Instructions to follow
Repeat, exactly and completely, the entries shown underneath.

Saved data entries

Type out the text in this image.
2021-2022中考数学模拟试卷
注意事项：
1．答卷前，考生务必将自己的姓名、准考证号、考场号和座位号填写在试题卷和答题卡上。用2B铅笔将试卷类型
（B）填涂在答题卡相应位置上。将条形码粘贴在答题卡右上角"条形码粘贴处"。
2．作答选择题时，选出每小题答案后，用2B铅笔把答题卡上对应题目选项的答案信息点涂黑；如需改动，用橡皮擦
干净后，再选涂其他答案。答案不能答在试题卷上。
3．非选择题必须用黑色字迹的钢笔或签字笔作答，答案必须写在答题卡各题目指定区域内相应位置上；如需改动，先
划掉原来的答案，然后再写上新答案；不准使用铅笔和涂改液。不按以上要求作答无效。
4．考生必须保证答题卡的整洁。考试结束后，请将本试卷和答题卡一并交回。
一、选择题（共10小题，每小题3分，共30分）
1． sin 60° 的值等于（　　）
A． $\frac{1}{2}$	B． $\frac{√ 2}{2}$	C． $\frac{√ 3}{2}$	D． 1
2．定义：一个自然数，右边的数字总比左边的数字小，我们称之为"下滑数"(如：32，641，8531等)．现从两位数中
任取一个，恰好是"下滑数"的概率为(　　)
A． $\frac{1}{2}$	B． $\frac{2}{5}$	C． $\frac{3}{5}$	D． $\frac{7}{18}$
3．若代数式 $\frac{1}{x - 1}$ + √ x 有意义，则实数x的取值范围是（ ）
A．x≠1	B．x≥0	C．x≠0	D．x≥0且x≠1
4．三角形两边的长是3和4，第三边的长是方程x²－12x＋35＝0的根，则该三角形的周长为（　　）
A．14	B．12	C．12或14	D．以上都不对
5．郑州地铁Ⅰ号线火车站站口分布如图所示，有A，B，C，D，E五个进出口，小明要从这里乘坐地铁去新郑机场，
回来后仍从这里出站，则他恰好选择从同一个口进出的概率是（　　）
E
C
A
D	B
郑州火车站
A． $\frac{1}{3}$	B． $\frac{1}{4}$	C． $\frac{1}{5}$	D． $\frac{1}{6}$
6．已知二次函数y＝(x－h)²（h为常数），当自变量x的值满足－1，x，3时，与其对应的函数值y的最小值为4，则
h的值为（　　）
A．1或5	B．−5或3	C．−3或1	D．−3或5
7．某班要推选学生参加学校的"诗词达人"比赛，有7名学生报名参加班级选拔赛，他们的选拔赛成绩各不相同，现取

Solution for this problem
Type out the text in this image.
2021-2022中考数学模拟试卷
注意事项：
1．答卷前，考生务必将自己的姓名、准考证号、考场号和座位号填写在试题卷和答题卡上。用2B铅笔将试卷类型
（B）填涂在答题卡相应位置上。将条形码粘贴在答题卡右上角"条形码粘贴处"。
2．作答选择题时，选出每小题答案后，用2B铅笔把答题卡上对应题目选项的答案信息点涂黑；如需改动，用橡皮擦
干净后，再选涂其他答案。答案不能答在试题卷上。
3．非选择题必须用黑色字迹的钢笔或签字笔作答，答案必须写在答题卡各题目指定区域内相应位置上；如需改动，先
划掉原来的答案，然后再写上新答案；不准使用铅笔和涂改液。不按以上要求作答无效。
4．考生必须保证答题卡的整洁。考试结束后，请将本试卷和答题卡一并交回。
一、选择题（共10小题，每小题3分，共30分）
1． sin 60° 的值等于（　　）
A． $\frac{1}{2}$	B． $\frac{√ 2}{2}$	C． $\frac{√ 3}{2}$	D． 1
2．定义：一个自然数，右边的数字总比左边的数字小，我们称之为"下滑数"(如：32，641，8531等)．现从两位数中
任取一个，恰好是"下滑数"的概率为(　　)
A． $\frac{1}{2}$	B． $\frac{2}{5}$	C． $\frac{3}{5}$	D． $\frac{7}{18}$
3．若代数式 $\frac{1}{x - 1}$ + √ x 有意义，则实数x的取值范围是（ ）
A．x≠1	B．x≥0	C．x≠0	D．x≥0且x≠1
4．三角形两边的长是3和4，第三边的长是方程x²－12x＋35＝0的根，则该三角形的周长为（　　）
A．14	B．12	C．12或14	D．以上都不对
5．郑州地铁Ⅰ号线火车站站口分布如图所示，有A，B，C，D，E五个进出口，小明要从这里乘坐地铁去新郑机场，
回来后仍从这里出站，则他恰好选择从同一个口进出的概率是（　　）
E
C
A
D	B
郑州火车站
A． $\frac{1}{3}$	B． $\frac{1}{4}$	C． $\frac{1}{5}$	D． $\frac{1}{6}$
6．已知二次函数y＝(x－h)²（h为常数），当自变量x的值满足－1，x，3时，与其对应的函数值y的最小值为4，则
h的值为（　　）
A．1或5	B．−5或3	C．−3或1	D．−3或5
7．某班要推选学生参加学校的"诗词达人"比赛，有7名学生报名参加班级选拔赛，他们的选拔赛成绩各不相同，现取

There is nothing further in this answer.